> [What to produce]: Here is the task for the listing below: output exactly the lines from the one containing "Decode this image" through the one containing "Enumerate this screenshot's", and leave out the pictures.

[Dataset listings of figures]
☆ ☆ ☆
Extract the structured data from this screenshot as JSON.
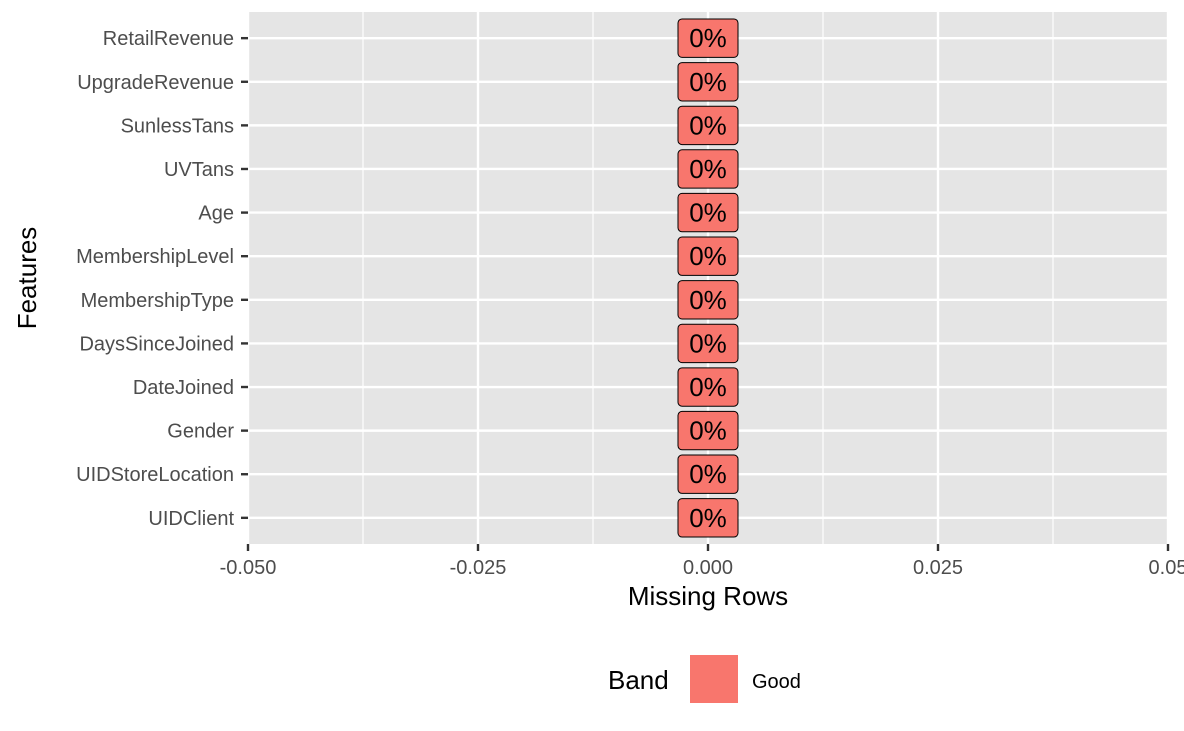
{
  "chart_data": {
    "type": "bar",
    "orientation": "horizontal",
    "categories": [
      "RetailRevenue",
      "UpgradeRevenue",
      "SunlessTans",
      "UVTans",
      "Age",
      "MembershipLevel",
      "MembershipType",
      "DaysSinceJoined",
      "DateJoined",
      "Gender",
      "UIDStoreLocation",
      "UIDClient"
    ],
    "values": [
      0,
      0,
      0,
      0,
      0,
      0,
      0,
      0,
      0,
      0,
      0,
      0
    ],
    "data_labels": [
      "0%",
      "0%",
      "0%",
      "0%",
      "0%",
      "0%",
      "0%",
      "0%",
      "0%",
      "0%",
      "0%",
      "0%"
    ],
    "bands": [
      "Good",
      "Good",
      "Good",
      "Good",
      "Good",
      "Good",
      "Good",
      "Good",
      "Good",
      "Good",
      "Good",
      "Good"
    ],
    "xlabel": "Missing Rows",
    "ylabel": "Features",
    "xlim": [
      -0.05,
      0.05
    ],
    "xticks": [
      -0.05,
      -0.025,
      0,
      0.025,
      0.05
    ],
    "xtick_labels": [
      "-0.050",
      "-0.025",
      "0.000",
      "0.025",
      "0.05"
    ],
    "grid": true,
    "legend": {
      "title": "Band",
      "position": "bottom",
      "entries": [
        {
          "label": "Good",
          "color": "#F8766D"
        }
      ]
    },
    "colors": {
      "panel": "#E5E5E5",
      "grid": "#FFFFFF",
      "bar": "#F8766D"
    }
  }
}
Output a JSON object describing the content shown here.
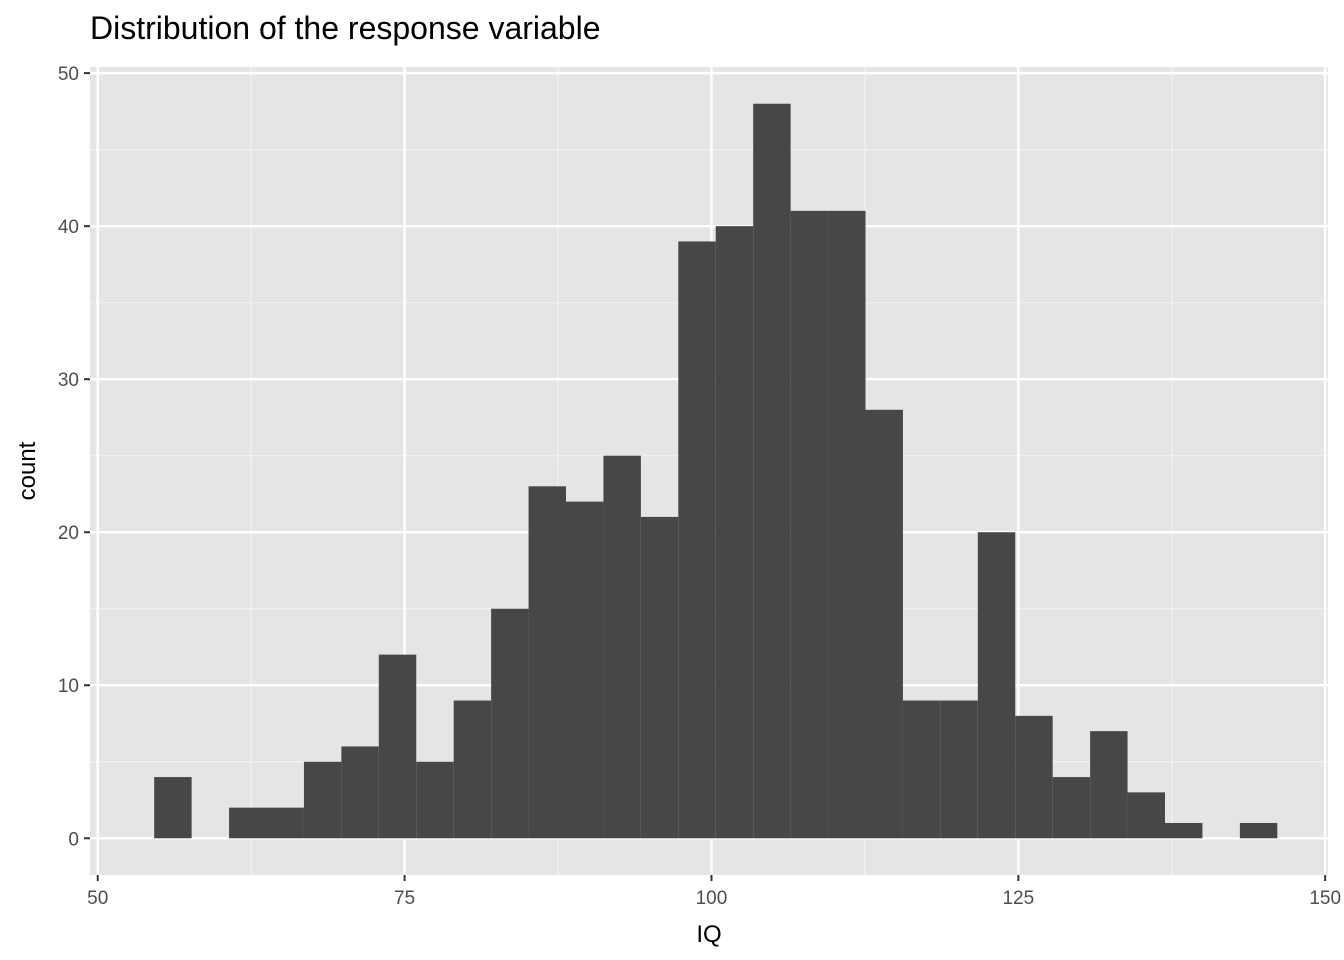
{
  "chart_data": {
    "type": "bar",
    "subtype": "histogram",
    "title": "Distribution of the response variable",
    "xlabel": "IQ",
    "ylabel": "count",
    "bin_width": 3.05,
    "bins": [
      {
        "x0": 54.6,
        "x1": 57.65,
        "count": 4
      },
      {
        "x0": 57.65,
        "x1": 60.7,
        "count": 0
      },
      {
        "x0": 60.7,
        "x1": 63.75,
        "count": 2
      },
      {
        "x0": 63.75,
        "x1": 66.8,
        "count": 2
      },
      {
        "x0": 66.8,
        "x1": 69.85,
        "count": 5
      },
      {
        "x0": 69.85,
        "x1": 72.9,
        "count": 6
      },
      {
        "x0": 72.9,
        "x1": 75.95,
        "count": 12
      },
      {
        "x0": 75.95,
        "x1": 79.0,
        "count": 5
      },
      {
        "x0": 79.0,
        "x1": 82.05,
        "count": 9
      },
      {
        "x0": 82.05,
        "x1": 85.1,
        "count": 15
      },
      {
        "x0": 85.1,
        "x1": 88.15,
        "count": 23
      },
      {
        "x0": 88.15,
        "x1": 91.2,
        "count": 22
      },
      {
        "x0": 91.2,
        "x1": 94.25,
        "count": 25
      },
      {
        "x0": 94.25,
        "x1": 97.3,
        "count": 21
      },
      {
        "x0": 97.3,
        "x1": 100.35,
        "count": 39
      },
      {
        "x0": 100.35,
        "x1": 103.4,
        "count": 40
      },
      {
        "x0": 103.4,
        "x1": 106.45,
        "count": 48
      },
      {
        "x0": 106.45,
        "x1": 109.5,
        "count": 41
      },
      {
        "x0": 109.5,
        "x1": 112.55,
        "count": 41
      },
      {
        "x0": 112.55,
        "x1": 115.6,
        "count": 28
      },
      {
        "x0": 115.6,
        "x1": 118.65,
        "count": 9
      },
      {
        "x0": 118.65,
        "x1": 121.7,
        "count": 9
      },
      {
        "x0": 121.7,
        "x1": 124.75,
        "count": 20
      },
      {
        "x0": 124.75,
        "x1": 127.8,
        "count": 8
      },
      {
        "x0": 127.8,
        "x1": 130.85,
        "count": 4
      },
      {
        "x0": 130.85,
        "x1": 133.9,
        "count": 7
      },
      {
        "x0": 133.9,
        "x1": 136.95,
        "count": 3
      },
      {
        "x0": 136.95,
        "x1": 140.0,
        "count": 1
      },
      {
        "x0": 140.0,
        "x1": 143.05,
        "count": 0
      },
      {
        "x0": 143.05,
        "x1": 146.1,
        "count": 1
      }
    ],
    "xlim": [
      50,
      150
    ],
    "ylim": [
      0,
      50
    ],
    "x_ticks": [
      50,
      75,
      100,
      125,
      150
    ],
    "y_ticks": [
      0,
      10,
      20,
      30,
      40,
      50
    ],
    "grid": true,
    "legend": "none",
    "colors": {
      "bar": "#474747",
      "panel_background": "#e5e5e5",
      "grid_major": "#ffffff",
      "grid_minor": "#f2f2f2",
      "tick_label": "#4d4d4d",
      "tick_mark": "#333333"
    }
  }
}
☆ ☆ ☆
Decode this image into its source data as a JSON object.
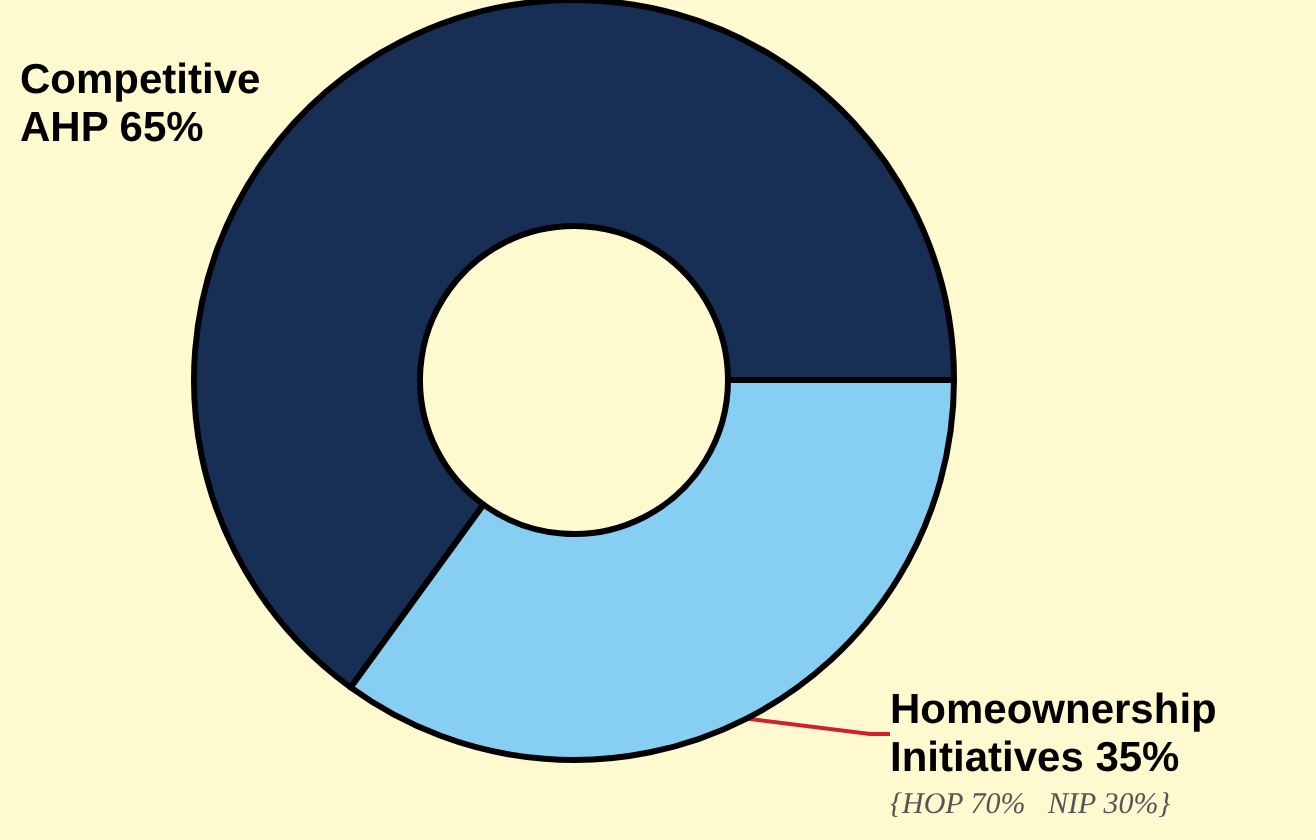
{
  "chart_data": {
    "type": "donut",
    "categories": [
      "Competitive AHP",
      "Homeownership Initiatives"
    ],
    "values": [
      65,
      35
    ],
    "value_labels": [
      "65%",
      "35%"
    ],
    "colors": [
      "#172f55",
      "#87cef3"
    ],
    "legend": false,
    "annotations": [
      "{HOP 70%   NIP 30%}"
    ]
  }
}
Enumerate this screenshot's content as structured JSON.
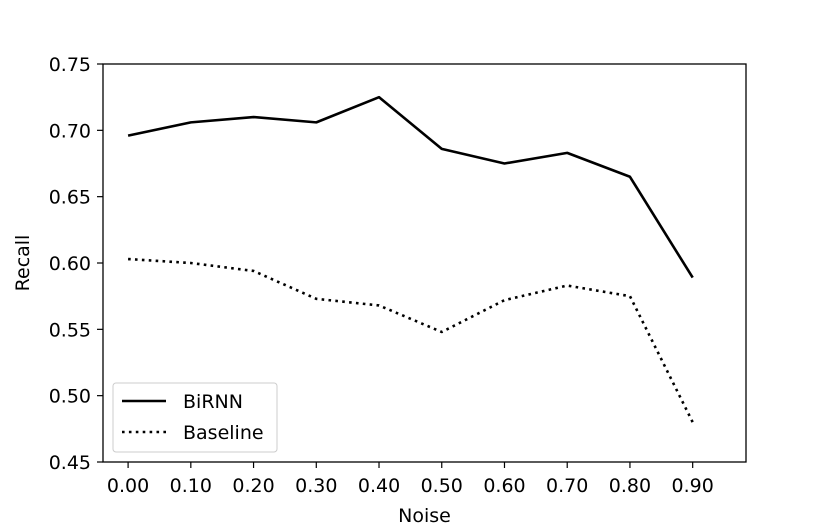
☆ ☆ ☆
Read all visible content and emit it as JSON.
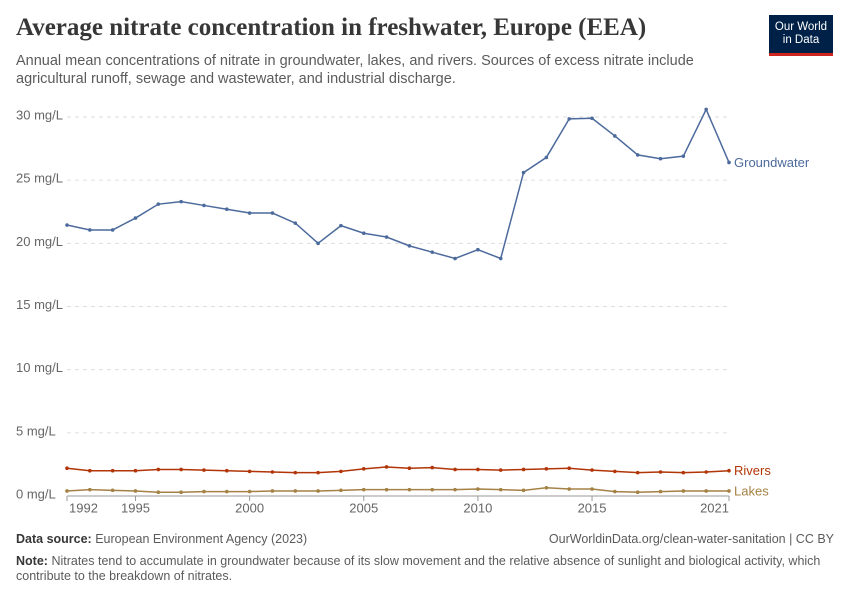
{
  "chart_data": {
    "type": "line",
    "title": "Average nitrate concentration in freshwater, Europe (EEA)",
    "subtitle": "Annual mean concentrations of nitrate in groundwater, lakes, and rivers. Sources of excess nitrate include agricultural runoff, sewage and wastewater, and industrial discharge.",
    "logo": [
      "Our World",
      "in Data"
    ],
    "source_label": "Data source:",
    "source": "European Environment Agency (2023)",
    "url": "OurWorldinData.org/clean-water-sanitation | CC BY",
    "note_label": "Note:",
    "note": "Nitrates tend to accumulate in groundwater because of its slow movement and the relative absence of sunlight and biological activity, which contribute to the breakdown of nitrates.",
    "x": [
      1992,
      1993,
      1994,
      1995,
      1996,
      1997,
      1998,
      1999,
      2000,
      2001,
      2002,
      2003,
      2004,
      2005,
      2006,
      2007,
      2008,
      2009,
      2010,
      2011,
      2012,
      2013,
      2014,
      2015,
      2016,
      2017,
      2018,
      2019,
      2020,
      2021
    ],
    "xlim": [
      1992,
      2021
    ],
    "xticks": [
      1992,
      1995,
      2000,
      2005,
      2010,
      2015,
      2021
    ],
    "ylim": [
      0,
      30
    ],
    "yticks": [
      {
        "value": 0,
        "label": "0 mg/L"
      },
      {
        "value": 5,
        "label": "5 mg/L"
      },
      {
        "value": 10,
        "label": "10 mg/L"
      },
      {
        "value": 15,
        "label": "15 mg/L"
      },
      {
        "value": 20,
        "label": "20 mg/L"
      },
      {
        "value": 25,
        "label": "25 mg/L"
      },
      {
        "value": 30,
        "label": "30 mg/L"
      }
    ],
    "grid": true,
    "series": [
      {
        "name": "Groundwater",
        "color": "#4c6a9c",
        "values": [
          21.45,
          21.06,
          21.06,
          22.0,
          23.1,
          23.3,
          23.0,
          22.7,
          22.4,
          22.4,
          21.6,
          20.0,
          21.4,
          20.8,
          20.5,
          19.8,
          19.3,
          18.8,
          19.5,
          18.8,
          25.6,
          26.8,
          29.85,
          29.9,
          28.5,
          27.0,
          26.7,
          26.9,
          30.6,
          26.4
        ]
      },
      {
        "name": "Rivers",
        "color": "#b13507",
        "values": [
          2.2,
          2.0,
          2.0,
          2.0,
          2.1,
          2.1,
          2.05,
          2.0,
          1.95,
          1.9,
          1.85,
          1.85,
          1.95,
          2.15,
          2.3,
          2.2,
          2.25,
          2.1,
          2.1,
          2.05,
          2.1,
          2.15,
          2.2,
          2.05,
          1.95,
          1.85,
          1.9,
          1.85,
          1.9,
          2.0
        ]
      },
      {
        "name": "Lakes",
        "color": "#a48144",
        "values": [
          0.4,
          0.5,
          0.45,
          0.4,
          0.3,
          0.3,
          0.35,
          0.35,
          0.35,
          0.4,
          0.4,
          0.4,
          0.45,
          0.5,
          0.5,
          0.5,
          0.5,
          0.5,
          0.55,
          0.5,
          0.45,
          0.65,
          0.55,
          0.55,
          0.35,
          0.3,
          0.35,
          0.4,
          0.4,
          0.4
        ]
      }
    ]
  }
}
☆ ☆ ☆
> [Complete answer]:
Decode this image into its source data as a JSON object.
{
  "chart_data": {
    "type": "donut",
    "categories": [
      "Competitive AHP",
      "Homeownership Initiatives"
    ],
    "values": [
      65,
      35
    ],
    "value_labels": [
      "65%",
      "35%"
    ],
    "colors": [
      "#172f55",
      "#87cef3"
    ],
    "legend": false,
    "annotations": [
      "{HOP 70%   NIP 30%}"
    ]
  }
}
Enumerate this screenshot's content as structured JSON.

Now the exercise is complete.